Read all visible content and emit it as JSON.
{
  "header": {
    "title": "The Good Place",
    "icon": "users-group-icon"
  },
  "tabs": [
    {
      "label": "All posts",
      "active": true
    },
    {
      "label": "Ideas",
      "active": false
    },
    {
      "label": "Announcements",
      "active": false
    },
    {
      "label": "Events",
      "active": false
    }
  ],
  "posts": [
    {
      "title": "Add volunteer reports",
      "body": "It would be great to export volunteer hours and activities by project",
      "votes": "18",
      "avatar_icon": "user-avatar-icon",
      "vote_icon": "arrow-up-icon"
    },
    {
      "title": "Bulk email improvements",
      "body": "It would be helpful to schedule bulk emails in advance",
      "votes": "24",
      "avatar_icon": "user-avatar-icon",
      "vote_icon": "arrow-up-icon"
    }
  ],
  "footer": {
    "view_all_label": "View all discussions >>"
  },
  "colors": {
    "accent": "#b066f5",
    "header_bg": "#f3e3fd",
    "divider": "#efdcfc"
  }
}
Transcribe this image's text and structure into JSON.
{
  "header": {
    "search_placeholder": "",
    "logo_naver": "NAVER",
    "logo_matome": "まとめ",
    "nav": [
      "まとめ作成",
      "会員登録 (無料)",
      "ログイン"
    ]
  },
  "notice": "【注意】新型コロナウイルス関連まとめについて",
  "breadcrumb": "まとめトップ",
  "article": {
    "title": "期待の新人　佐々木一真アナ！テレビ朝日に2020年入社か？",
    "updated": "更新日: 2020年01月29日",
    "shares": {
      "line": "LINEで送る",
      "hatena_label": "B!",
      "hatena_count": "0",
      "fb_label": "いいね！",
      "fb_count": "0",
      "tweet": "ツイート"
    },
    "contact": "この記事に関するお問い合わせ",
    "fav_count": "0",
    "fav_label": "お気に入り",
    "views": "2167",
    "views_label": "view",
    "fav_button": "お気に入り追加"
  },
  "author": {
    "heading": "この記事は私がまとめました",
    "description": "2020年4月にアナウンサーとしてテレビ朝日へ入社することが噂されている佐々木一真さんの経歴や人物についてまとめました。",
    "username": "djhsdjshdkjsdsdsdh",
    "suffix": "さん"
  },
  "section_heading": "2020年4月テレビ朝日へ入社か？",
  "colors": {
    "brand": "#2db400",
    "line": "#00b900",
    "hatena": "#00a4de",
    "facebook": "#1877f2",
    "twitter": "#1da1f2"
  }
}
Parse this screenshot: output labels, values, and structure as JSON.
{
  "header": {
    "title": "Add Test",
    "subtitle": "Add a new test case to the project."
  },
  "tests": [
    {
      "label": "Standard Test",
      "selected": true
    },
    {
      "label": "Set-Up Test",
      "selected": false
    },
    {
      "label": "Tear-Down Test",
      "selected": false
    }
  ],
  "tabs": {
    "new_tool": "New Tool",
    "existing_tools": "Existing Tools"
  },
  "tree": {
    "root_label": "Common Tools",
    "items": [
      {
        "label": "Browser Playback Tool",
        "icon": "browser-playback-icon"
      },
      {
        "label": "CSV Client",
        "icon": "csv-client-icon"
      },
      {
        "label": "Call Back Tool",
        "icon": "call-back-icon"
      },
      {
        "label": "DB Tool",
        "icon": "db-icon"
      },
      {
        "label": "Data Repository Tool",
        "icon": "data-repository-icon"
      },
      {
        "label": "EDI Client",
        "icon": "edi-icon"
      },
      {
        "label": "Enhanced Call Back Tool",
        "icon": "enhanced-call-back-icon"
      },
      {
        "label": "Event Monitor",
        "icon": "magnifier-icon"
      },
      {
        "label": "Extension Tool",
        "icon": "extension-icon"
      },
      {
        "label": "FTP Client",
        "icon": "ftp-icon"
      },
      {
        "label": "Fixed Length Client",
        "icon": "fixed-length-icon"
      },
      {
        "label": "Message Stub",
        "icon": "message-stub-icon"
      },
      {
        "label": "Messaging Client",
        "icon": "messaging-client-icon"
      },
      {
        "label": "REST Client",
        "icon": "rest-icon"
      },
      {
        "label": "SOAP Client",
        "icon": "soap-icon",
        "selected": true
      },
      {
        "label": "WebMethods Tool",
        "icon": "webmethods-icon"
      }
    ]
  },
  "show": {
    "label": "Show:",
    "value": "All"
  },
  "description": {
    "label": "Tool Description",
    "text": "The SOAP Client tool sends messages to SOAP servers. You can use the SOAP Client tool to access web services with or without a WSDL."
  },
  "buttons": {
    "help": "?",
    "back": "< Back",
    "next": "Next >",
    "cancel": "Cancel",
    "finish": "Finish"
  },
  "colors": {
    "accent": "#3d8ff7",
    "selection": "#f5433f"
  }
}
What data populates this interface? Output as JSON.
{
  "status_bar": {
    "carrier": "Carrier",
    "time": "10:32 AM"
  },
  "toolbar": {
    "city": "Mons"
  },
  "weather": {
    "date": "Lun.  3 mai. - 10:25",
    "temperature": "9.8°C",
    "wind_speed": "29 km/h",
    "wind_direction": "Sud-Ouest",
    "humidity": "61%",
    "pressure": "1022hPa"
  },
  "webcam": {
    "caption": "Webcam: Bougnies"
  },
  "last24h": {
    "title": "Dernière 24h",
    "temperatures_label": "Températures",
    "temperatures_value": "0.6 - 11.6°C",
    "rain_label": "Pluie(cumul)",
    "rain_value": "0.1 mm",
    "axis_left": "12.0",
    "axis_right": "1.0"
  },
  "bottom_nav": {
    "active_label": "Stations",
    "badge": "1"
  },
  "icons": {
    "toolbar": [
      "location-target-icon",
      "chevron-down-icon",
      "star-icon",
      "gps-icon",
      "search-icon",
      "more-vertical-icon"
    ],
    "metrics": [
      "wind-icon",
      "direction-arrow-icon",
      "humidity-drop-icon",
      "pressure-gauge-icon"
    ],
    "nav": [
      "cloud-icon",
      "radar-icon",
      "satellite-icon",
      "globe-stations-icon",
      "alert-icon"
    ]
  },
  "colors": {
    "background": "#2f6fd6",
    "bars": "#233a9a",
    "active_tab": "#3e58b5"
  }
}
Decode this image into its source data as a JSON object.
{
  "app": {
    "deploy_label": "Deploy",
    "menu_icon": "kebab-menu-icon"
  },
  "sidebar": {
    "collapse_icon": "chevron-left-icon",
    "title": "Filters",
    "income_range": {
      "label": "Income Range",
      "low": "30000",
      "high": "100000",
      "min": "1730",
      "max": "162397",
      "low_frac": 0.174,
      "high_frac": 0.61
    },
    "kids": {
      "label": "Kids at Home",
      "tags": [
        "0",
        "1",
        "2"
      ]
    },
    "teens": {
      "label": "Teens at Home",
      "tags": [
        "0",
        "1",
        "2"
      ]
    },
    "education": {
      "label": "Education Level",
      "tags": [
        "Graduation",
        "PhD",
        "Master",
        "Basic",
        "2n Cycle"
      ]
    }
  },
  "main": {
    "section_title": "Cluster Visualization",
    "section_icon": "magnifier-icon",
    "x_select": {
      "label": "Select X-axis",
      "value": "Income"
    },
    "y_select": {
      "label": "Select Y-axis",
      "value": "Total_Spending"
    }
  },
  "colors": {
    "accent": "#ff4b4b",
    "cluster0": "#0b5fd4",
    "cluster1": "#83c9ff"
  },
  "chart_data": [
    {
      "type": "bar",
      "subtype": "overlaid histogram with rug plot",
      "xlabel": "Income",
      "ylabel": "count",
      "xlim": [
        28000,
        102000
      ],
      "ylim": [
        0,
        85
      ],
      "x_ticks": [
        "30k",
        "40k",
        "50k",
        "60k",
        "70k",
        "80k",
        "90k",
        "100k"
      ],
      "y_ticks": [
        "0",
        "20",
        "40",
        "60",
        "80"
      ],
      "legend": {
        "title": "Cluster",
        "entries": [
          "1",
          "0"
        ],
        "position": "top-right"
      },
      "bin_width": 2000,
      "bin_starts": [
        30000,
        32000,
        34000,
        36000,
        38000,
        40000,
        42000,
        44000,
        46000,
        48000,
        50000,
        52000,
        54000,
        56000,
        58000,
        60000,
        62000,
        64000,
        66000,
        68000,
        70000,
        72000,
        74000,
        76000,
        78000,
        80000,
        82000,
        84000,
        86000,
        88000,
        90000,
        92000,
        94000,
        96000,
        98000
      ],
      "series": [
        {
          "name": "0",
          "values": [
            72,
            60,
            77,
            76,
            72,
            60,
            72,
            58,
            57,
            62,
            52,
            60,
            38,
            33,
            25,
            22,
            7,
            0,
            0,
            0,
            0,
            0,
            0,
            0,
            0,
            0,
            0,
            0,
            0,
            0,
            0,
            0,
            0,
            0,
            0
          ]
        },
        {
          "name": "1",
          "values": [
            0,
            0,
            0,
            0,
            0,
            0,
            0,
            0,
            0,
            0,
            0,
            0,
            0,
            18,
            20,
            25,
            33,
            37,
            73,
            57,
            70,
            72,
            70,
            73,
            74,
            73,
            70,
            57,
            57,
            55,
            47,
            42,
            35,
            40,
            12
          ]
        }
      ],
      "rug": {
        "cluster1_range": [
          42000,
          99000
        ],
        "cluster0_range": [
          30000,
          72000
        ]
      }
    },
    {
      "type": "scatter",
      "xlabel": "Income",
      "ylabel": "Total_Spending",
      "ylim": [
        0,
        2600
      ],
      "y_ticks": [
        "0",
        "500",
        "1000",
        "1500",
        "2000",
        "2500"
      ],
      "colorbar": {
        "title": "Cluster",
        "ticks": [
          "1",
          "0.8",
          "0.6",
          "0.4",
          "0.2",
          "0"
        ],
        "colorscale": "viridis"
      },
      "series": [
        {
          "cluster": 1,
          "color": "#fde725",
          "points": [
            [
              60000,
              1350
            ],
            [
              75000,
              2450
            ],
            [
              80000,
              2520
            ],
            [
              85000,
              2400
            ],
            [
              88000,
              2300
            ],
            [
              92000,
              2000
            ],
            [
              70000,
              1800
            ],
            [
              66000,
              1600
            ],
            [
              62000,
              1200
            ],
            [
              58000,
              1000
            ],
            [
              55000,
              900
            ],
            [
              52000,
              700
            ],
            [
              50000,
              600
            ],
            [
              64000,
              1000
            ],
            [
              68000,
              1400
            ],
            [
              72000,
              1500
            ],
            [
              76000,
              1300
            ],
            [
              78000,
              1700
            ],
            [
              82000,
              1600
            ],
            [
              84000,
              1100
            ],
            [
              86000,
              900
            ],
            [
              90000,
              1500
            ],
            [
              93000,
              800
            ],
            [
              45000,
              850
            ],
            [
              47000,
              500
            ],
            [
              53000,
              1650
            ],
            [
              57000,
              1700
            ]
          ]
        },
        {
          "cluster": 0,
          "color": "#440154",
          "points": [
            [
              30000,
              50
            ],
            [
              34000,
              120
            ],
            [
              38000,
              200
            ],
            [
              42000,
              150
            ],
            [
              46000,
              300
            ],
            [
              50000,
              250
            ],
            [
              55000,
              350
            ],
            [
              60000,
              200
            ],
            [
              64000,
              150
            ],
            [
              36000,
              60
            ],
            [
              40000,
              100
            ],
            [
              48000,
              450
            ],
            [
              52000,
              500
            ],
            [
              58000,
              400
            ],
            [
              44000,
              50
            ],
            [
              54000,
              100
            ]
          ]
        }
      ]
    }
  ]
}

Direction:
Check each line of the material above for "with" and say how many lines contain it, giving the number alone.

Right answer:
2